## YOUR INSTRUCTIONS
Show all lines from the data that include the word "cavité".

[Collected data]
-- BEGIN --

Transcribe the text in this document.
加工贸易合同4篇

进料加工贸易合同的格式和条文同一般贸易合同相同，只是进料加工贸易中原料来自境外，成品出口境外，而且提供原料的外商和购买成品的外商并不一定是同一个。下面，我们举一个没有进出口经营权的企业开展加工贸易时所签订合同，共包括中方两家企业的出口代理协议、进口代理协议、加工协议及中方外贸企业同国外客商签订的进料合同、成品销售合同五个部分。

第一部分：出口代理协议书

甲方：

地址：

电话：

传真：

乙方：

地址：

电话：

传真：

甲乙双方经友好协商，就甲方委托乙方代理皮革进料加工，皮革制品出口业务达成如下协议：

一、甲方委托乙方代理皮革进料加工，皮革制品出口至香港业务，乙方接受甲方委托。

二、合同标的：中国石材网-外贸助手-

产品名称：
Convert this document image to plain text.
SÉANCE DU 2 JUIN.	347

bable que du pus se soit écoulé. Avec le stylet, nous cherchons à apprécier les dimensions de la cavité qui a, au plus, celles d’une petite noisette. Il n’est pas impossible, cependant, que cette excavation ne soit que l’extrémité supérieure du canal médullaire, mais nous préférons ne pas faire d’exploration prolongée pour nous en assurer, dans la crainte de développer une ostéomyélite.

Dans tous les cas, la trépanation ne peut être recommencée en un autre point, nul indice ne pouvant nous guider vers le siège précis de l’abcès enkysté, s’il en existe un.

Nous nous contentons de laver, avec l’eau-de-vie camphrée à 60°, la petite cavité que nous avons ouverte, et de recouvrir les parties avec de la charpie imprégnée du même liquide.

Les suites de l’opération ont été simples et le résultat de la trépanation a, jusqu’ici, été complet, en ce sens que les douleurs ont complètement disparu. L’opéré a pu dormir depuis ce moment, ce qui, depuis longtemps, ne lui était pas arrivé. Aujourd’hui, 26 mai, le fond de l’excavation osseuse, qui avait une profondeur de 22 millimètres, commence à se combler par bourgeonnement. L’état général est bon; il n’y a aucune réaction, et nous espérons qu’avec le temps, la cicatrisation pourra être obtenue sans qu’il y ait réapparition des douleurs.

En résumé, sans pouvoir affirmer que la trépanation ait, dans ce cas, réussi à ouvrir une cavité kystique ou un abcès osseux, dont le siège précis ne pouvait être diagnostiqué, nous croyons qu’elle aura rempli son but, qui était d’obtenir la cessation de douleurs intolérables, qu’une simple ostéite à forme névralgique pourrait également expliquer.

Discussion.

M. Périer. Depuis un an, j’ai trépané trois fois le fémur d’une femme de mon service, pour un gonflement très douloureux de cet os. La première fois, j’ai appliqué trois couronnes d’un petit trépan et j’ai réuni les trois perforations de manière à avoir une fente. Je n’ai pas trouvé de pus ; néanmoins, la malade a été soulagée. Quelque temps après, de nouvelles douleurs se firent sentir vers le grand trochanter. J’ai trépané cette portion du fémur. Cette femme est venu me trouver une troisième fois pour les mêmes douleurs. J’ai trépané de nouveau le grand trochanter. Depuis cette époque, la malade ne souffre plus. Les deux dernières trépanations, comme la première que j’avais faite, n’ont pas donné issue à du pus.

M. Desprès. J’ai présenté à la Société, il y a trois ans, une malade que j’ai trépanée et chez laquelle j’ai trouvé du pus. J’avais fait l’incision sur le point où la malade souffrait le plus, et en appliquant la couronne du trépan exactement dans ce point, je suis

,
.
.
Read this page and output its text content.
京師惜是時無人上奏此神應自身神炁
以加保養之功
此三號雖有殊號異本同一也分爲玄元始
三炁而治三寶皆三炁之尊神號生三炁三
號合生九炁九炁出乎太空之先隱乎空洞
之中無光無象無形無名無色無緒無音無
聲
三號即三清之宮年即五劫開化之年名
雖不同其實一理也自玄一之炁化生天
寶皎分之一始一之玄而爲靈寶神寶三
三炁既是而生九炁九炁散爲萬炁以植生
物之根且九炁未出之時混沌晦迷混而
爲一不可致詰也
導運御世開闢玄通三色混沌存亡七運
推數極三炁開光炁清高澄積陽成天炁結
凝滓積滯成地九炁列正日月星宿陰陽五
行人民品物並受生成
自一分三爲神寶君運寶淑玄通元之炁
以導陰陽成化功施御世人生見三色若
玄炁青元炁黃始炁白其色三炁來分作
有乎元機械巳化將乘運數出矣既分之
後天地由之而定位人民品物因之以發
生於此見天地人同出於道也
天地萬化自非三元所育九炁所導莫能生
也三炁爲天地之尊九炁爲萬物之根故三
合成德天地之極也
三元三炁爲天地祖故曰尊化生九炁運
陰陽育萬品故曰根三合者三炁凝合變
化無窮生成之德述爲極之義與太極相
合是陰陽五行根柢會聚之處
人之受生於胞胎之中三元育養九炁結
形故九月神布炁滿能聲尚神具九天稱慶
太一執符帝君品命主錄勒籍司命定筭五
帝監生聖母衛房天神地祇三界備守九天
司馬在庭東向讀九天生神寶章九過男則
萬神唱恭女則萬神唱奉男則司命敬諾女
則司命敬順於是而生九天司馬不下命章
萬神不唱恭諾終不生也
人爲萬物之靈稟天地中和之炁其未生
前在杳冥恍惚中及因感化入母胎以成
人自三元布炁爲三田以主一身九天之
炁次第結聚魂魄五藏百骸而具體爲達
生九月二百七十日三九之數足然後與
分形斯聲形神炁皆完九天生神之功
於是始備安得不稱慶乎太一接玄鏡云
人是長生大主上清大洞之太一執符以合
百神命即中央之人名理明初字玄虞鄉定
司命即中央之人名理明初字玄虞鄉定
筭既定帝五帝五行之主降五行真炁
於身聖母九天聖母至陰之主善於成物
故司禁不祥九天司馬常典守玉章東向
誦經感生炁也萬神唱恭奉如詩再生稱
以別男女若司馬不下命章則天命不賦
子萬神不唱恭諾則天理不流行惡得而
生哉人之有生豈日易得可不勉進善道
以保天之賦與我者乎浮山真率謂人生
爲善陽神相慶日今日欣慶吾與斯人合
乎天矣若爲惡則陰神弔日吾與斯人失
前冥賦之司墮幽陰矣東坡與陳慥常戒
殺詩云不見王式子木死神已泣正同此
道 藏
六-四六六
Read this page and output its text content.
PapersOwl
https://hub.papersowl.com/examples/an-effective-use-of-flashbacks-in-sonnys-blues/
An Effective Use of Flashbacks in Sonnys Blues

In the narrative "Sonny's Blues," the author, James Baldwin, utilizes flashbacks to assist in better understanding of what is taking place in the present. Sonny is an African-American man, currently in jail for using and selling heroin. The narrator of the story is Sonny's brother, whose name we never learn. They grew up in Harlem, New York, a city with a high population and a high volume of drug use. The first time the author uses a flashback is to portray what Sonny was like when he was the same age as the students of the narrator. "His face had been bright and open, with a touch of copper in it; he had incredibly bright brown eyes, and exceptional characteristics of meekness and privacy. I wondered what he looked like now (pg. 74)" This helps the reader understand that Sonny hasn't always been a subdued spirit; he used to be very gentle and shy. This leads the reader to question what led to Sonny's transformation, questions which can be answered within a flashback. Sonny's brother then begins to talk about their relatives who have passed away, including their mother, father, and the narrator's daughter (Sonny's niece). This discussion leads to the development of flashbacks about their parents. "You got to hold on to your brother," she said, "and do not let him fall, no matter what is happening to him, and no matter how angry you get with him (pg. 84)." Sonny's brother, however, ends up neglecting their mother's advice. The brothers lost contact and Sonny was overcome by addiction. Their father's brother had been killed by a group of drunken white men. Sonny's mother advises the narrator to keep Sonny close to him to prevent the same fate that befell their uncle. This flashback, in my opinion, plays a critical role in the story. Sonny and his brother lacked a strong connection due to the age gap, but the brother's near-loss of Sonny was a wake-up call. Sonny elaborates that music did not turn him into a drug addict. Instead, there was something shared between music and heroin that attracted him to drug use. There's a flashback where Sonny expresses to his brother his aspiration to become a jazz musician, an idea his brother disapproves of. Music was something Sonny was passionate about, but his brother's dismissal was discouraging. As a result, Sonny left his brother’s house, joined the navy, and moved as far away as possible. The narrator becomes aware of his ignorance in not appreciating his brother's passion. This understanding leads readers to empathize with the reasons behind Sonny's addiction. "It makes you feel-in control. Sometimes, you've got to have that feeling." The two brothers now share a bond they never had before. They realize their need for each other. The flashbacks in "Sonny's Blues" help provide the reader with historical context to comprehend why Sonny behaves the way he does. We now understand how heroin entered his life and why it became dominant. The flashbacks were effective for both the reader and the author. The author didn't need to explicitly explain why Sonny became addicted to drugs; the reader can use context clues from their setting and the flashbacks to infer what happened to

-- END --

## THE COMPLETED TASK
bable que du pus se soit écoulé. Avec le stylet, nous cherchons à apprécier les dimensions de la cavité qui a, au plus, celles d’une petite noisette. Il n’est pas impossible, cependant, que cette excavation ne soit que l’extrémité supérieure du canal médullaire, mais nous préférons ne pas faire d’exploration prolongée pour nous en assurer, dans la crainte de développer une ostéomyélite.
Nous nous contentons de laver, avec l’eau-de-vie camphrée à 60°, la petite cavité que nous avons ouverte, et de recouvrir les parties avec de la charpie imprégnée du même liquide.
En résumé, sans pouvoir affirmer que la trépanation ait, dans ce cas, réussi à ouvrir une cavité kystique ou un abcès osseux, dont le siège précis ne pouvait être diagnostiqué, nous croyons qu’elle aura rempli son but, qui était d’obtenir la cessation de douleurs intolérables, qu’une simple ostéite à forme névralgique pourrait également expliquer.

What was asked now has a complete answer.